SHORT PROBLEM ::
Going through the material below, please gather all lines with the word "algorithm" in them.

RECORDS TO PROCESS ::

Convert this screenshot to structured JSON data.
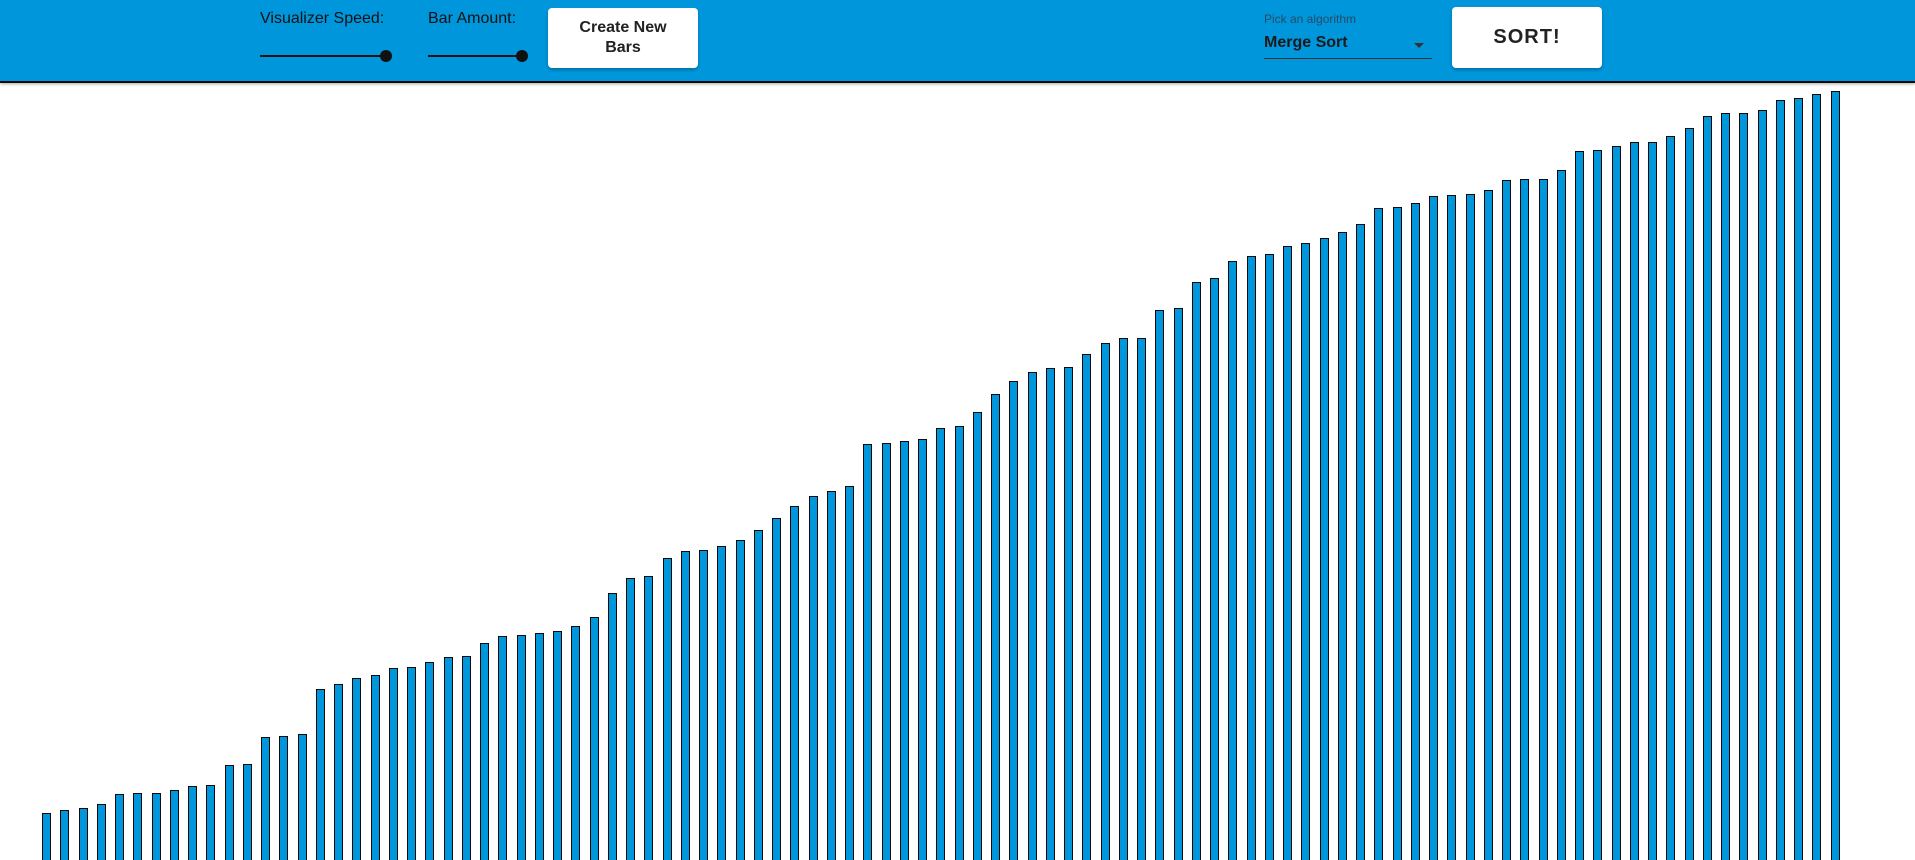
{
  "toolbar": {
    "speed_label": "Visualizer Speed:",
    "speed_value": 1.0,
    "amount_label": "Bar Amount:",
    "amount_value": 1.0,
    "create_button": "Create New Bars",
    "algorithm": {
      "caption": "Pick an algorithm",
      "selected": "Merge Sort"
    },
    "sort_button": "SORT!"
  },
  "colors": {
    "toolbar_bg": "#0096db",
    "bar_fill": "#0096db",
    "bar_border": "#0a0a0a"
  },
  "icons": {
    "dropdown": "chevron-down-icon"
  },
  "chart_data": {
    "type": "bar",
    "series": [
      {
        "values": [
          47,
          50,
          52,
          56,
          66,
          67,
          67,
          70,
          74,
          75,
          95,
          96,
          123,
          124,
          126,
          171,
          176,
          182,
          185,
          192,
          193,
          198,
          203,
          204,
          217,
          224,
          225,
          227,
          229,
          234,
          243,
          267,
          282,
          284,
          302,
          309,
          310,
          314,
          320,
          330,
          342,
          354,
          364,
          369,
          374,
          416,
          417,
          419,
          421,
          432,
          434,
          448,
          466,
          479,
          488,
          492,
          493,
          506,
          517,
          522,
          522,
          550,
          552,
          578,
          582,
          599,
          604,
          606,
          614,
          617,
          622,
          628,
          636,
          652,
          653,
          657,
          664,
          665,
          666,
          670,
          680,
          681,
          681,
          690,
          709,
          710,
          714,
          718,
          718,
          724,
          732,
          744,
          747,
          747,
          750,
          760,
          762,
          766,
          769
        ]
      }
    ]
  }
}
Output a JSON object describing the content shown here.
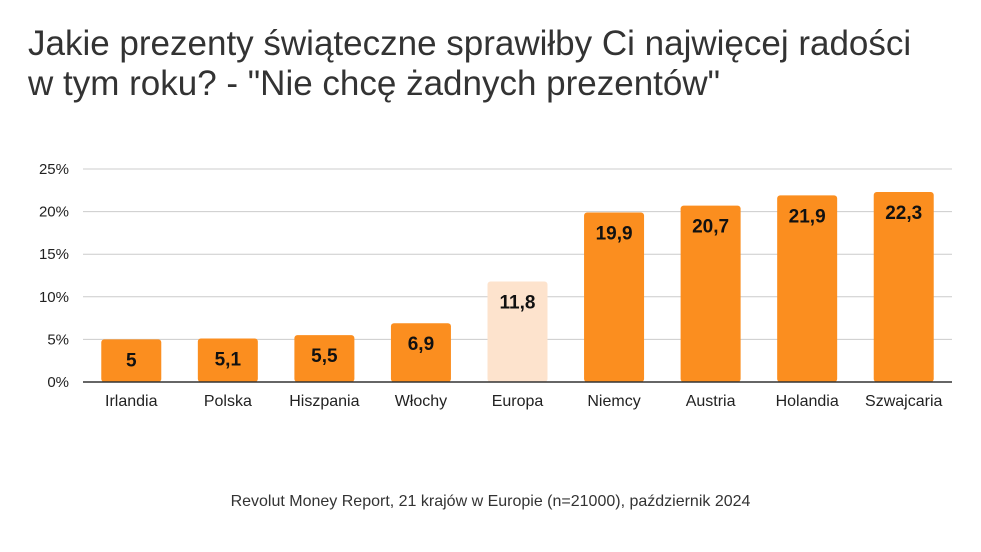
{
  "title_lines": [
    "Jakie prezenty świąteczne sprawiłby Ci najwięcej radości",
    "w tym roku? - \"Nie chcę żadnych prezentów\""
  ],
  "source": "Revolut Money Report, 21 krajów w Europie (n=21000), październik 2024",
  "colors": {
    "bar": "#fb8e1f",
    "highlight": "#fde3cd",
    "grid": "#cccccc",
    "axis": "#333333",
    "text": "#222222"
  },
  "chart_data": {
    "type": "bar",
    "categories": [
      "Irlandia",
      "Polska",
      "Hiszpania",
      "Włochy",
      "Europa",
      "Niemcy",
      "Austria",
      "Holandia",
      "Szwajcaria"
    ],
    "values": [
      5,
      5.1,
      5.5,
      6.9,
      11.8,
      19.9,
      20.7,
      21.9,
      22.3
    ],
    "data_labels": [
      "5",
      "5,1",
      "5,5",
      "6,9",
      "11,8",
      "19,9",
      "20,7",
      "21,9",
      "22,3"
    ],
    "highlight_category": "Europa",
    "ylim": [
      0,
      25
    ],
    "yticks": [
      0,
      5,
      10,
      15,
      20,
      25
    ],
    "ytick_labels": [
      "0%",
      "5%",
      "10%",
      "15%",
      "20%",
      "25%"
    ],
    "xlabel": "",
    "ylabel": "",
    "grid": true,
    "legend": "none"
  }
}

THE RESULT ::
    "algorithm": {
      "caption": "Pick an algorithm",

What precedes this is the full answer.